[Bounding box entries]
____

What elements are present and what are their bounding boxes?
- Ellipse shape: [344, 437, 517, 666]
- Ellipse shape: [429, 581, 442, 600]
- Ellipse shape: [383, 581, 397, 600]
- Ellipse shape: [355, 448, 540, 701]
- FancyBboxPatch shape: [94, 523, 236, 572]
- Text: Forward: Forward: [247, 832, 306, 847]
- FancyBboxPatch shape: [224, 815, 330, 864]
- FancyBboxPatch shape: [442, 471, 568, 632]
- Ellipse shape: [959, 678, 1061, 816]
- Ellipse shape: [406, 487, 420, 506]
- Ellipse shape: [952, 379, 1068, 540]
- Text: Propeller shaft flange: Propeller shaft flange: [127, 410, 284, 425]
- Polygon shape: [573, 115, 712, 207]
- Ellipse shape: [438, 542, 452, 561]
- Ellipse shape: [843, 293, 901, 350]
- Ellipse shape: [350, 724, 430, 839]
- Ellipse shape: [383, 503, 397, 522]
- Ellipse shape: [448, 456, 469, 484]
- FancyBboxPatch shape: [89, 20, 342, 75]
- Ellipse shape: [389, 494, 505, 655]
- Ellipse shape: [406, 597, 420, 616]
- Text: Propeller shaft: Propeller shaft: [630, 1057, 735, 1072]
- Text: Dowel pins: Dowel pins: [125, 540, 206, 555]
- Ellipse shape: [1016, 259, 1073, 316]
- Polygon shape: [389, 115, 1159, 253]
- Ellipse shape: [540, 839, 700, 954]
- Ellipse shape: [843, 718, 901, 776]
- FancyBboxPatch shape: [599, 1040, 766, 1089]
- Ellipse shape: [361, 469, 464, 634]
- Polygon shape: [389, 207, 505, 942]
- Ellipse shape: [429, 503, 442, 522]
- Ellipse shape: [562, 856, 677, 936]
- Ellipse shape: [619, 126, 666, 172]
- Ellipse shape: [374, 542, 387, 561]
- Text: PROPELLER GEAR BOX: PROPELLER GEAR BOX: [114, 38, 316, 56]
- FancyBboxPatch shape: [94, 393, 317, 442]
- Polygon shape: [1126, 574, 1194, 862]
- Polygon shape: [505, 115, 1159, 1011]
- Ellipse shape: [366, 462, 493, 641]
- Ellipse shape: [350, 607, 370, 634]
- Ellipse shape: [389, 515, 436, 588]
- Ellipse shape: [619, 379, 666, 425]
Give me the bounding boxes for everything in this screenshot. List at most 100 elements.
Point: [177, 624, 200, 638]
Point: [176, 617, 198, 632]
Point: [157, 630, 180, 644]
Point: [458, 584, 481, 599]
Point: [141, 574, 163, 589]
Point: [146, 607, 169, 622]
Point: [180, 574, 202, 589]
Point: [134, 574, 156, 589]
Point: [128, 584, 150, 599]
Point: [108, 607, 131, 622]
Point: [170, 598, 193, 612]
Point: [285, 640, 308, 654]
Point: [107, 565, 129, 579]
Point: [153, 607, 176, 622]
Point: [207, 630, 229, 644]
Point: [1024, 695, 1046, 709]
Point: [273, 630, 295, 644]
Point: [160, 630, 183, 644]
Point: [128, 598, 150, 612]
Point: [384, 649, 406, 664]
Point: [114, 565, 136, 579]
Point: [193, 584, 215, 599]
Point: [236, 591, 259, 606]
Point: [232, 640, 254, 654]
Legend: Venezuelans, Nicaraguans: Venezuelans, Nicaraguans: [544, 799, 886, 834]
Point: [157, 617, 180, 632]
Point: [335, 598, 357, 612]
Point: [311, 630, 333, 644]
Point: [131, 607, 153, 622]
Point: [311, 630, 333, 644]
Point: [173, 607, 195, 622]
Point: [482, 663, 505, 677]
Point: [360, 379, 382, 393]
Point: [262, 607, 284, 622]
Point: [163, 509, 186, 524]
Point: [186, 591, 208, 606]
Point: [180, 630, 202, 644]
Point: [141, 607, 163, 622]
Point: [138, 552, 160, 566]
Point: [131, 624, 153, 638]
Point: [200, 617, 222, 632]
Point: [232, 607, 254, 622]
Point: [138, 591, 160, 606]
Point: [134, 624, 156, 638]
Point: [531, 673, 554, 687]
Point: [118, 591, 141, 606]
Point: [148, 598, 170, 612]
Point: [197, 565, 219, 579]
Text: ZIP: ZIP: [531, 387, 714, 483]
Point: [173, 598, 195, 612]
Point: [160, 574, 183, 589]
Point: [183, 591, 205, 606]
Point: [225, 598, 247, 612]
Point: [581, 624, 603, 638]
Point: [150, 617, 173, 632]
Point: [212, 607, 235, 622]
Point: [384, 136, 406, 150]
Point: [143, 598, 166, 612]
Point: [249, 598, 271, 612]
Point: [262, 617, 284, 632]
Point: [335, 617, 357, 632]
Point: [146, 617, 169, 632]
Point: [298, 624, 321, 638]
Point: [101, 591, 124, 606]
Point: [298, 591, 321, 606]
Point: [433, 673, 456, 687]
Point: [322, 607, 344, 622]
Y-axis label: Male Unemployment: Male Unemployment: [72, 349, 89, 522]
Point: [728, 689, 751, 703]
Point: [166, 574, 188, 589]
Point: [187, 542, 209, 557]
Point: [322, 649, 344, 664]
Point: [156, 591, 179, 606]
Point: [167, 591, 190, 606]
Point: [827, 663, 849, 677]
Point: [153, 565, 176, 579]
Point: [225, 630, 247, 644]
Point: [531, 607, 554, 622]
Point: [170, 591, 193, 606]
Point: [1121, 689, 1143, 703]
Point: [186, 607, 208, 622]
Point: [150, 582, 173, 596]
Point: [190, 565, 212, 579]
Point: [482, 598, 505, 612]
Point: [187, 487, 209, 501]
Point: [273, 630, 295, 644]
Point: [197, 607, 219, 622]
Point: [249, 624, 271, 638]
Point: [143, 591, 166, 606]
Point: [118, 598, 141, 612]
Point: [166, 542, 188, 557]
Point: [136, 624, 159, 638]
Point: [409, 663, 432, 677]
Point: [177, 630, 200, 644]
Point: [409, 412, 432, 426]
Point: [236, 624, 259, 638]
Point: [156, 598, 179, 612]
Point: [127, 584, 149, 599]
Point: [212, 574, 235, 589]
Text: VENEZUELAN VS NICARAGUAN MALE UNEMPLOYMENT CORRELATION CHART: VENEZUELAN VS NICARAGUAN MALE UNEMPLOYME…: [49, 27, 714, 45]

____

▶ PROBLEM DETAILS: Copy out all of the rows above, line for line, with nothing changed.

▶ IN RESPONSE:
What elements are present and what are their bounding boxes?
- Ellipse shape: [344, 437, 517, 666]
- Ellipse shape: [429, 581, 442, 600]
- Ellipse shape: [383, 581, 397, 600]
- Ellipse shape: [355, 448, 540, 701]
- FancyBboxPatch shape: [94, 523, 236, 572]
- Text: Forward: Forward: [247, 832, 306, 847]
- FancyBboxPatch shape: [224, 815, 330, 864]
- FancyBboxPatch shape: [442, 471, 568, 632]
- Ellipse shape: [959, 678, 1061, 816]
- Ellipse shape: [406, 487, 420, 506]
- Ellipse shape: [952, 379, 1068, 540]
- Text: Propeller shaft flange: Propeller shaft flange: [127, 410, 284, 425]
- Polygon shape: [573, 115, 712, 207]
- Ellipse shape: [438, 542, 452, 561]
- Ellipse shape: [843, 293, 901, 350]
- Ellipse shape: [350, 724, 430, 839]
- Ellipse shape: [383, 503, 397, 522]
- Ellipse shape: [448, 456, 469, 484]
- FancyBboxPatch shape: [89, 20, 342, 75]
- Ellipse shape: [389, 494, 505, 655]
- Ellipse shape: [406, 597, 420, 616]
- Text: Propeller shaft: Propeller shaft: [630, 1057, 735, 1072]
- Text: Dowel pins: Dowel pins: [125, 540, 206, 555]
- Ellipse shape: [1016, 259, 1073, 316]
- Polygon shape: [389, 115, 1159, 253]
- Ellipse shape: [540, 839, 700, 954]
- Ellipse shape: [843, 718, 901, 776]
- FancyBboxPatch shape: [599, 1040, 766, 1089]
- Ellipse shape: [361, 469, 464, 634]
- Polygon shape: [389, 207, 505, 942]
- Ellipse shape: [429, 503, 442, 522]
- Ellipse shape: [562, 856, 677, 936]
- Ellipse shape: [619, 126, 666, 172]
- Ellipse shape: [374, 542, 387, 561]
- Text: PROPELLER GEAR BOX: PROPELLER GEAR BOX: [114, 38, 316, 56]
- FancyBboxPatch shape: [94, 393, 317, 442]
- Polygon shape: [1126, 574, 1194, 862]
- Polygon shape: [505, 115, 1159, 1011]
- Ellipse shape: [366, 462, 493, 641]
- Ellipse shape: [350, 607, 370, 634]
- Ellipse shape: [389, 515, 436, 588]
- Ellipse shape: [619, 379, 666, 425]
Give me the bounding boxes for everything in this screenshot. List at most 100 elements.
Point: [177, 624, 200, 638]
Point: [176, 617, 198, 632]
Point: [157, 630, 180, 644]
Point: [458, 584, 481, 599]
Point: [141, 574, 163, 589]
Point: [146, 607, 169, 622]
Point: [180, 574, 202, 589]
Point: [134, 574, 156, 589]
Point: [128, 584, 150, 599]
Point: [108, 607, 131, 622]
Point: [170, 598, 193, 612]
Point: [285, 640, 308, 654]
Point: [107, 565, 129, 579]
Point: [153, 607, 176, 622]
Point: [207, 630, 229, 644]
Point: [1024, 695, 1046, 709]
Point: [273, 630, 295, 644]
Point: [160, 630, 183, 644]
Point: [128, 598, 150, 612]
Point: [384, 649, 406, 664]
Point: [114, 565, 136, 579]
Point: [193, 584, 215, 599]
Point: [236, 591, 259, 606]
Point: [232, 640, 254, 654]
Legend: Venezuelans, Nicaraguans: Venezuelans, Nicaraguans: [544, 799, 886, 834]
Point: [157, 617, 180, 632]
Point: [335, 598, 357, 612]
Point: [311, 630, 333, 644]
Point: [131, 607, 153, 622]
Point: [311, 630, 333, 644]
Point: [173, 607, 195, 622]
Point: [482, 663, 505, 677]
Point: [360, 379, 382, 393]
Point: [262, 607, 284, 622]
Point: [163, 509, 186, 524]
Point: [186, 591, 208, 606]
Point: [180, 630, 202, 644]
Point: [141, 607, 163, 622]
Point: [138, 552, 160, 566]
Point: [131, 624, 153, 638]
Point: [200, 617, 222, 632]
Point: [232, 607, 254, 622]
Point: [138, 591, 160, 606]
Point: [134, 624, 156, 638]
Point: [531, 673, 554, 687]
Point: [118, 591, 141, 606]
Point: [148, 598, 170, 612]
Point: [197, 565, 219, 579]
Text: ZIP: ZIP: [531, 387, 714, 483]
Point: [173, 598, 195, 612]
Point: [160, 574, 183, 589]
Point: [183, 591, 205, 606]
Point: [225, 598, 247, 612]
Point: [581, 624, 603, 638]
Point: [150, 617, 173, 632]
Point: [212, 607, 235, 622]
Point: [384, 136, 406, 150]
Point: [143, 598, 166, 612]
Point: [249, 598, 271, 612]
Point: [262, 617, 284, 632]
Point: [335, 617, 357, 632]
Point: [146, 617, 169, 632]
Point: [298, 624, 321, 638]
Point: [101, 591, 124, 606]
Point: [298, 591, 321, 606]
Point: [433, 673, 456, 687]
Point: [322, 607, 344, 622]
Y-axis label: Male Unemployment: Male Unemployment: [72, 349, 89, 522]
Point: [728, 689, 751, 703]
Point: [166, 574, 188, 589]
Point: [187, 542, 209, 557]
Point: [322, 649, 344, 664]
Point: [156, 591, 179, 606]
Point: [167, 591, 190, 606]
Point: [827, 663, 849, 677]
Point: [153, 565, 176, 579]
Point: [225, 630, 247, 644]
Point: [531, 607, 554, 622]
Point: [170, 591, 193, 606]
Point: [1121, 689, 1143, 703]
Point: [186, 607, 208, 622]
Point: [150, 582, 173, 596]
Point: [190, 565, 212, 579]
Point: [482, 598, 505, 612]
Point: [187, 487, 209, 501]
Point: [273, 630, 295, 644]
Point: [197, 607, 219, 622]
Point: [249, 624, 271, 638]
Point: [143, 591, 166, 606]
Point: [118, 598, 141, 612]
Point: [166, 542, 188, 557]
Point: [136, 624, 159, 638]
Point: [409, 663, 432, 677]
Point: [177, 630, 200, 644]
Point: [409, 412, 432, 426]
Point: [236, 624, 259, 638]
Point: [156, 598, 179, 612]
Point: [127, 584, 149, 599]
Point: [212, 574, 235, 589]
Text: VENEZUELAN VS NICARAGUAN MALE UNEMPLOYMENT CORRELATION CHART: VENEZUELAN VS NICARAGUAN MALE UNEMPLOYME…: [49, 27, 714, 45]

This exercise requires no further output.